Recorded data
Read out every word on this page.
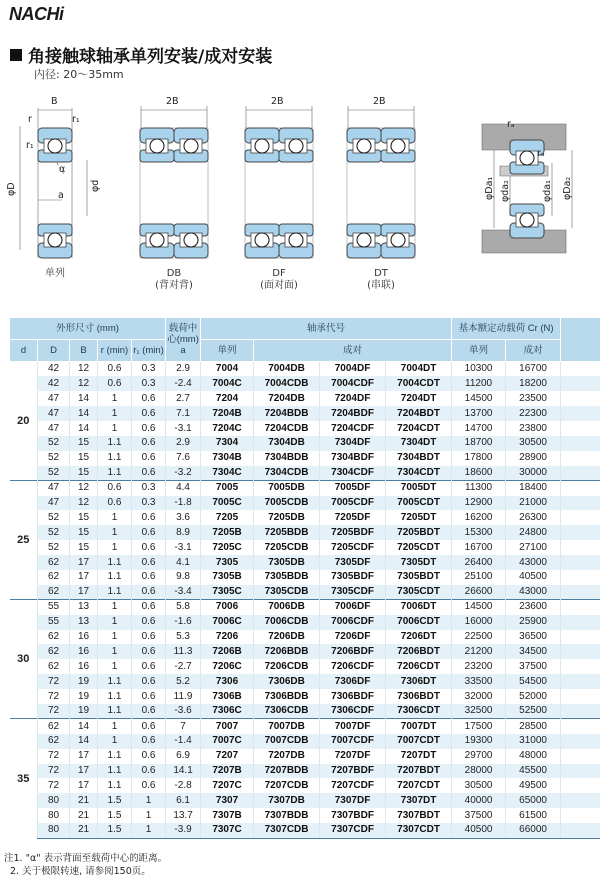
NACHi
角接触球轴承单列安装/成对安装
内径: 20～35mm
B
r	r₁
r₁
α
a
φD	φd
2B	2B	2B
rₐ
rₐ
φDa₁ φda₂	φda₁ φDa₂
单列	DB
(背对背)
DF
(面对面)
DT
(串联)
外形尺寸 (mm)					载荷中心(mm) a	轴承代号				基本额定动载荷 Cr (N)		
d	D	B	r (min)	r₁ (min)		单列	成对			单列	成对	
20	42	12	0.6	0.3	2.9	7004	7004DB	7004DF	7004DT	10300	16700	
	42	12	0.6	0.3	-2.4	7004C	7004CDB	7004CDF	7004CDT	11200	18200	
	47	14	1	0.6	2.7	7204	7204DB	7204DF	7204DT	14500	23500	
	47	14	1	0.6	7.1	7204B	7204BDB	7204BDF	7204BDT	13700	22300	
	47	14	1	0.6	-3.1	7204C	7204CDB	7204CDF	7204CDT	14700	23800	
	52	15	1.1	0.6	2.9	7304	7304DB	7304DF	7304DT	18700	30500	
	52	15	1.1	0.6	7.6	7304B	7304BDB	7304BDF	7304BDT	17800	28900	
	52	15	1.1	0.6	-3.2	7304C	7304CDB	7304CDF	7304CDT	18600	30000	
25	47	12	0.6	0.3	4.4	7005	7005DB	7005DF	7005DT	11300	18400	
	47	12	0.6	0.3	-1.8	7005C	7005CDB	7005CDF	7005CDT	12900	21000	
	52	15	1	0.6	3.6	7205	7205DB	7205DF	7205DT	16200	26300	
	52	15	1	0.6	8.9	7205B	7205BDB	7205BDF	7205BDT	15300	24800	
	52	15	1	0.6	-3.1	7205C	7205CDB	7205CDF	7205CDT	16700	27100	
	62	17	1.1	0.6	4.1	7305	7305DB	7305DF	7305DT	26400	43000	
	62	17	1.1	0.6	9.8	7305B	7305BDB	7305BDF	7305BDT	25100	40500	
	62	17	1.1	0.6	-3.4	7305C	7305CDB	7305CDF	7305CDT	26600	43000	
30	55	13	1	0.6	5.8	7006	7006DB	7006DF	7006DT	14500	23600	
	55	13	1	0.6	-1.6	7006C	7006CDB	7006CDF	7006CDT	16000	25900	
	62	16	1	0.6	5.3	7206	7206DB	7206DF	7206DT	22500	36500	
	62	16	1	0.6	11.3	7206B	7206BDB	7206BDF	7206BDT	21200	34500	
	62	16	1	0.6	-2.7	7206C	7206CDB	7206CDF	7206CDT	23200	37500	
	72	19	1.1	0.6	5.2	7306	7306DB	7306DF	7306DT	33500	54500	
	72	19	1.1	0.6	11.9	7306B	7306BDB	7306BDF	7306BDT	32000	52000	
	72	19	1.1	0.6	-3.6	7306C	7306CDB	7306CDF	7306CDT	32500	52500	
35	62	14	1	0.6	7	7007	7007DB	7007DF	7007DT	17500	28500	
	62	14	1	0.6	-1.4	7007C	7007CDB	7007CDF	7007CDT	19300	31000	
	72	17	1.1	0.6	6.9	7207	7207DB	7207DF	7207DT	29700	48000	
	72	17	1.1	0.6	14.1	7207B	7207BDB	7207BDF	7207BDT	28000	45500	
	72	17	1.1	0.6	-2.8	7207C	7207CDB	7207CDF	7207CDT	30500	49500	
	80	21	1.5	1	6.1	7307	7307DB	7307DF	7307DT	40000	65000	
	80	21	1.5	1	13.7	7307B	7307BDB	7307BDF	7307BDT	37500	61500	
	80	21	1.5	1	-3.9	7307C	7307CDB	7307CDF	7307CDT	40500	66000	
注1. "α" 表示背面至载荷中心的距离。
2. 关于极限转速, 请参阅150页。
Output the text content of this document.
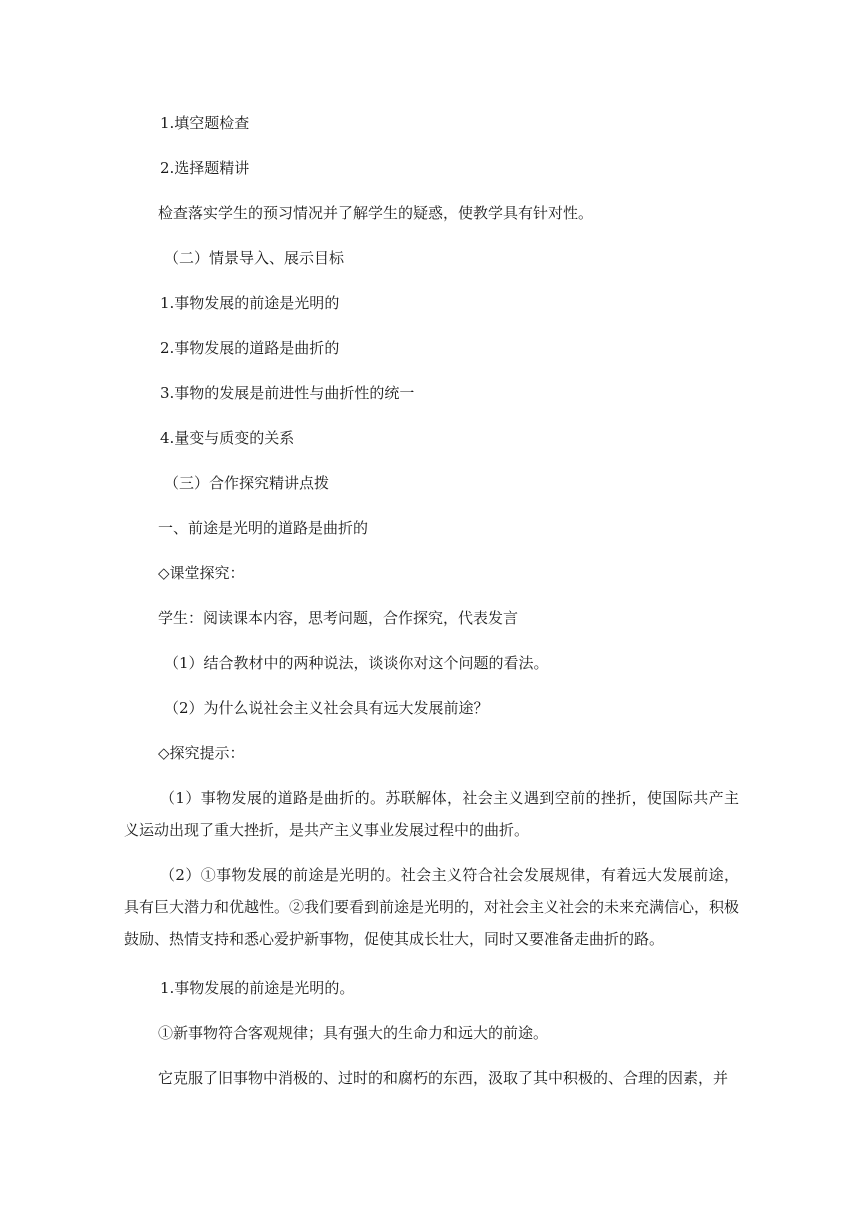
1.填空题检查
2.选择题精讲
检查落实学生的预习情况并了解学生的疑惑，使教学具有针对性。
（二）情景导入、展示目标
1.事物发展的前途是光明的
2.事物发展的道路是曲折的
3.事物的发展是前进性与曲折性的统一
4.量变与质变的关系
（三）合作探究精讲点拨
一、前途是光明的道路是曲折的
◇课堂探究：
学生：阅读课本内容，思考问题，合作探究，代表发言
（1）结合教材中的两种说法，谈谈你对这个问题的看法。
（2）为什么说社会主义社会具有远大发展前途？
◇探究提示：

（1）事物发展的道路是曲折的。苏联解体，社会主义遇到空前的挫折，使国际共产主义运动出现了重大挫折，是共产主义事业发展过程中的曲折。

（2）①事物发展的前途是光明的。社会主义符合社会发展规律，有着远大发展前途，具有巨大潜力和优越性。②我们要看到前途是光明的，对社会主义社会的未来充满信心，积极鼓励、热情支持和悉心爱护新事物，促使其成长壮大，同时又要准备走曲折的路。

1.事物发展的前途是光明的。
①新事物符合客观规律；具有强大的生命力和远大的前途。
它克服了旧事物中消极的、过时的和腐朽的东西，汲取了其中积极的、合理的因素，并
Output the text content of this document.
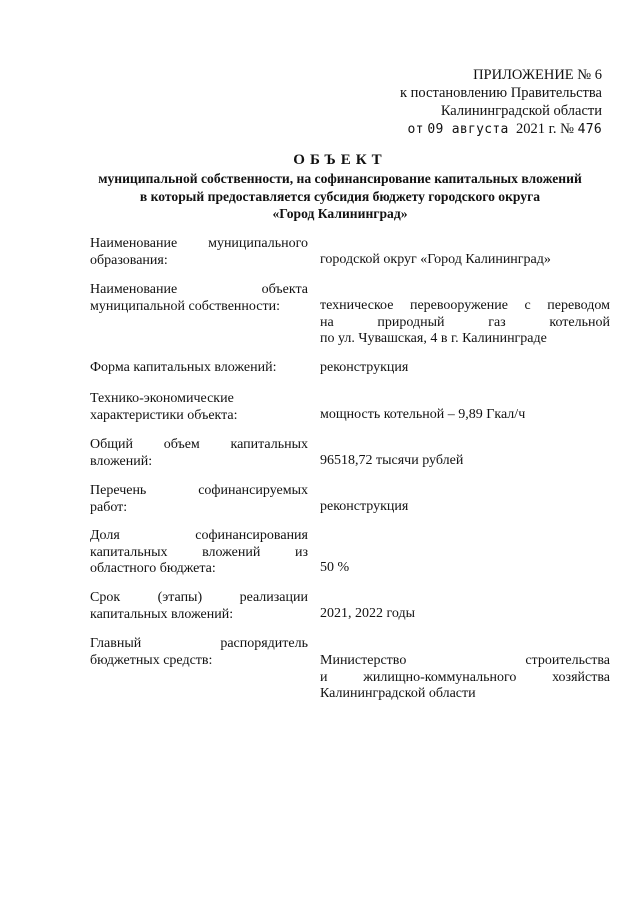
ПРИЛОЖЕНИЕ № 6
к постановлению Правительства
Калининградской области
от 09 августа 2021 г. № 476
ОБЪЕКТ
муниципальной собственности, на софинансирование капитальных вложений
в который предоставляется субсидия бюджету городского округа
«Город Калининград»
Наименование муниципального
образования:	городской округ «Город Калининград»
Наименование объекта
муниципальной собственности:	техническое перевооружение с переводом
на природный газ котельной
по ул. Чувашская, 4 в г. Калининграде
Форма капитальных вложений:	реконструкция
Технико-экономические
характеристики объекта:	мощность котельной – 9,89 Гкал/ч
Общий объем капитальных
вложений:	96518,72 тысячи рублей
Перечень софинансируемых
работ:	реконструкция
Доля софинансирования
капитальных вложений из
областного бюджета:	50 %
Срок (этапы) реализации
капитальных вложений:	2021, 2022 годы
Главный распорядитель
бюджетных средств:	Министерство строительства
и жилищно-коммунального хозяйства
Калининградской области
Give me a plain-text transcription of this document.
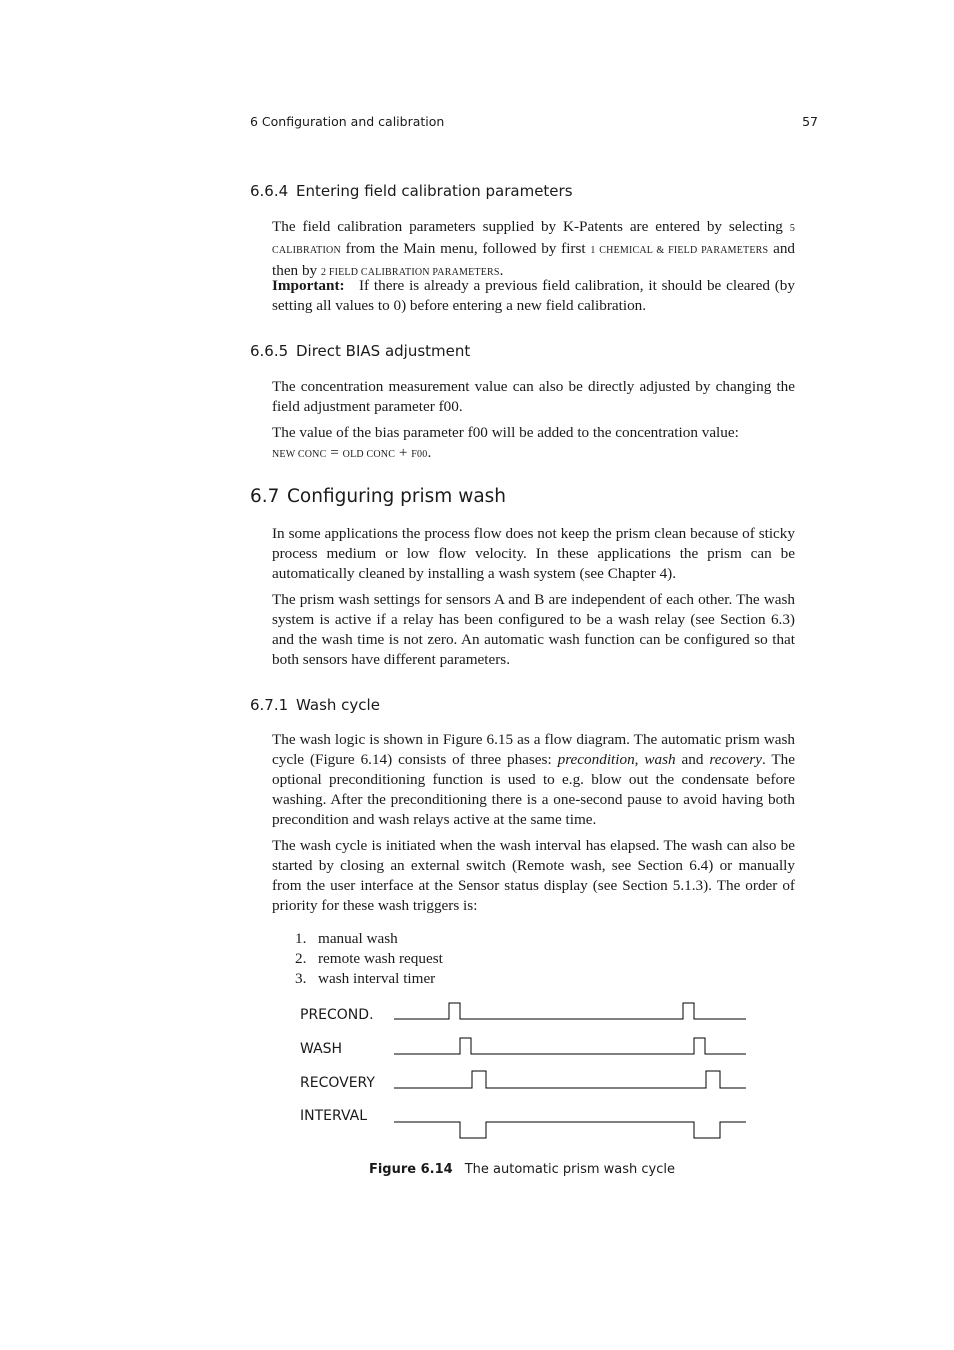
6 Configuration and calibration	57
6.6.4 Entering field calibration parameters
The field calibration parameters supplied by K-Patents are entered by selecting 5 CALIBRATION from the Main menu, followed by first 1 CHEMICAL & FIELD PARAMETERS and then by 2 FIELD CALIBRATION PARAMETERS.
Important: If there is already a previous field calibration, it should be cleared (by setting all values to 0) before entering a new field calibration.
6.6.5 Direct BIAS adjustment
The concentration measurement value can also be directly adjusted by changing the field adjustment parameter f00.
The value of the bias parameter f00 will be added to the concentration value:
NEW CONC = OLD CONC + F00.
6.7 Configuring prism wash
In some applications the process flow does not keep the prism clean because of sticky process medium or low flow velocity. In these applications the prism can be automatically cleaned by installing a wash system (see Chapter 4).
The prism wash settings for sensors A and B are independent of each other. The wash system is active if a relay has been configured to be a wash relay (see Section 6.3) and the wash time is not zero. An automatic wash function can be configured so that both sensors have different parameters.
6.7.1 Wash cycle
The wash logic is shown in Figure 6.15 as a flow diagram. The automatic prism wash cycle (Figure 6.14) consists of three phases: precondition, wash and recovery. The optional preconditioning function is used to e.g. blow out the condensate before washing. After the preconditioning there is a one-second pause to avoid having both precondition and wash relays active at the same time.
The wash cycle is initiated when the wash interval has elapsed. The wash can also be started by closing an external switch (Remote wash, see Section 6.4) or manually from the user interface at the Sensor status display (see Section 5.1.3). The order of priority for these wash triggers is:
1. manual wash
2. remote wash request
3. wash interval timer
PRECOND.
WASH
RECOVERY
INTERVAL
Figure 6.14 The automatic prism wash cycle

Challenge
Leave out the pictures and output the rest of the material exactly as written.

Exercise output
Read out every word on this page.
NACHi
角接触球轴承单列安装/成对安装
内径: 20～35mm
B
r	r₁
r₁
α
a
φD	φd
2B	2B	2B
rₐ
rₐ
φDa₁ φda₂	φda₁ φDa₂
单列	DB
(背对背)
DF
(面对面)
DT
(串联)
外形尺寸 (mm)					载荷中心(mm) a	轴承代号				基本额定动载荷 Cr (N)		
d	D	B	r (min)	r₁ (min)		单列	成对			单列	成对	
20	42	12	0.6	0.3	2.9	7004	7004DB	7004DF	7004DT	10300	16700	
	42	12	0.6	0.3	-2.4	7004C	7004CDB	7004CDF	7004CDT	11200	18200	
	47	14	1	0.6	2.7	7204	7204DB	7204DF	7204DT	14500	23500	
	47	14	1	0.6	7.1	7204B	7204BDB	7204BDF	7204BDT	13700	22300	
	47	14	1	0.6	-3.1	7204C	7204CDB	7204CDF	7204CDT	14700	23800	
	52	15	1.1	0.6	2.9	7304	7304DB	7304DF	7304DT	18700	30500	
	52	15	1.1	0.6	7.6	7304B	7304BDB	7304BDF	7304BDT	17800	28900	
	52	15	1.1	0.6	-3.2	7304C	7304CDB	7304CDF	7304CDT	18600	30000	
25	47	12	0.6	0.3	4.4	7005	7005DB	7005DF	7005DT	11300	18400	
	47	12	0.6	0.3	-1.8	7005C	7005CDB	7005CDF	7005CDT	12900	21000	
	52	15	1	0.6	3.6	7205	7205DB	7205DF	7205DT	16200	26300	
	52	15	1	0.6	8.9	7205B	7205BDB	7205BDF	7205BDT	15300	24800	
	52	15	1	0.6	-3.1	7205C	7205CDB	7205CDF	7205CDT	16700	27100	
	62	17	1.1	0.6	4.1	7305	7305DB	7305DF	7305DT	26400	43000	
	62	17	1.1	0.6	9.8	7305B	7305BDB	7305BDF	7305BDT	25100	40500	
	62	17	1.1	0.6	-3.4	7305C	7305CDB	7305CDF	7305CDT	26600	43000	
30	55	13	1	0.6	5.8	7006	7006DB	7006DF	7006DT	14500	23600	
	55	13	1	0.6	-1.6	7006C	7006CDB	7006CDF	7006CDT	16000	25900	
	62	16	1	0.6	5.3	7206	7206DB	7206DF	7206DT	22500	36500	
	62	16	1	0.6	11.3	7206B	7206BDB	7206BDF	7206BDT	21200	34500	
	62	16	1	0.6	-2.7	7206C	7206CDB	7206CDF	7206CDT	23200	37500	
	72	19	1.1	0.6	5.2	7306	7306DB	7306DF	7306DT	33500	54500	
	72	19	1.1	0.6	11.9	7306B	7306BDB	7306BDF	7306BDT	32000	52000	
	72	19	1.1	0.6	-3.6	7306C	7306CDB	7306CDF	7306CDT	32500	52500	
35	62	14	1	0.6	7	7007	7007DB	7007DF	7007DT	17500	28500	
	62	14	1	0.6	-1.4	7007C	7007CDB	7007CDF	7007CDT	19300	31000	
	72	17	1.1	0.6	6.9	7207	7207DB	7207DF	7207DT	29700	48000	
	72	17	1.1	0.6	14.1	7207B	7207BDB	7207BDF	7207BDT	28000	45500	
	72	17	1.1	0.6	-2.8	7207C	7207CDB	7207CDF	7207CDT	30500	49500	
	80	21	1.5	1	6.1	7307	7307DB	7307DF	7307DT	40000	65000	
	80	21	1.5	1	13.7	7307B	7307BDB	7307BDF	7307BDT	37500	61500	
	80	21	1.5	1	-3.9	7307C	7307CDB	7307CDF	7307CDT	40500	66000	
注1. "α" 表示背面至载荷中心的距离。
2. 关于极限转速, 请参阅150页。
Output the text content of this document.
1.填空题检查
2.选择题精讲
检查落实学生的预习情况并了解学生的疑惑，使教学具有针对性。
（二）情景导入、展示目标
1.事物发展的前途是光明的
2.事物发展的道路是曲折的
3.事物的发展是前进性与曲折性的统一
4.量变与质变的关系
（三）合作探究精讲点拨
一、前途是光明的道路是曲折的
◇课堂探究：
学生：阅读课本内容，思考问题，合作探究，代表发言
（1）结合教材中的两种说法，谈谈你对这个问题的看法。
（2）为什么说社会主义社会具有远大发展前途？
◇探究提示：

（1）事物发展的道路是曲折的。苏联解体，社会主义遇到空前的挫折，使国际共产主义运动出现了重大挫折，是共产主义事业发展过程中的曲折。

（2）①事物发展的前途是光明的。社会主义符合社会发展规律，有着远大发展前途，具有巨大潜力和优越性。②我们要看到前途是光明的，对社会主义社会的未来充满信心，积极鼓励、热情支持和悉心爱护新事物，促使其成长壮大，同时又要准备走曲折的路。

1.事物发展的前途是光明的。
①新事物符合客观规律；具有强大的生命力和远大的前途。
它克服了旧事物中消极的、过时的和腐朽的东西，汲取了其中积极的、合理的因素，并
Output the text content of this document.
ПРИЛОЖЕНИЕ № 6
к постановлению Правительства
Калининградской области
от 09 августа 2021 г. № 476
ОБЪЕКТ
муниципальной собственности, на софинансирование капитальных вложений
в который предоставляется субсидия бюджету городского округа
«Город Калининград»
Наименование муниципального
образования:	городской округ «Город Калининград»
Наименование объекта
муниципальной собственности:	техническое перевооружение с переводом
на природный газ котельной
по ул. Чувашская, 4 в г. Калининграде
Форма капитальных вложений:	реконструкция
Технико-экономические
характеристики объекта:	мощность котельной – 9,89 Гкал/ч
Общий объем капитальных
вложений:	96518,72 тысячи рублей
Перечень софинансируемых
работ:	реконструкция
Доля софинансирования
капитальных вложений из
областного бюджета:	50 %
Срок (этапы) реализации
капитальных вложений:	2021, 2022 годы
Главный распорядитель
бюджетных средств:	Министерство строительства
и жилищно-коммунального хозяйства
Калининградской области
Give me a plain-text transcription of this document.
6 Configuration and calibration	57
6.6.4 Entering field calibration parameters
The field calibration parameters supplied by K-Patents are entered by selecting 5 CALIBRATION from the Main menu, followed by first 1 CHEMICAL & FIELD PARAMETERS and then by 2 FIELD CALIBRATION PARAMETERS.
Important: If there is already a previous field calibration, it should be cleared (by setting all values to 0) before entering a new field calibration.
6.6.5 Direct BIAS adjustment
The concentration measurement value can also be directly adjusted by changing the field adjustment parameter f00.
The value of the bias parameter f00 will be added to the concentration value:
NEW CONC = OLD CONC + F00.
6.7 Configuring prism wash
In some applications the process flow does not keep the prism clean because of sticky process medium or low flow velocity. In these applications the prism can be automatically cleaned by installing a wash system (see Chapter 4).
The prism wash settings for sensors A and B are independent of each other. The wash system is active if a relay has been configured to be a wash relay (see Section 6.3) and the wash time is not zero. An automatic wash function can be configured so that both sensors have different parameters.
6.7.1 Wash cycle
The wash logic is shown in Figure 6.15 as a flow diagram. The automatic prism wash cycle (Figure 6.14) consists of three phases: precondition, wash and recovery. The optional preconditioning function is used to e.g. blow out the condensate before washing. After the preconditioning there is a one-second pause to avoid having both precondition and wash relays active at the same time.
The wash cycle is initiated when the wash interval has elapsed. The wash can also be started by closing an external switch (Remote wash, see Section 6.4) or manually from the user interface at the Sensor status display (see Section 5.1.3). The order of priority for these wash triggers is:
1. manual wash
2. remote wash request
3. wash interval timer
PRECOND.
WASH
RECOVERY
INTERVAL
Figure 6.14 The automatic prism wash cycle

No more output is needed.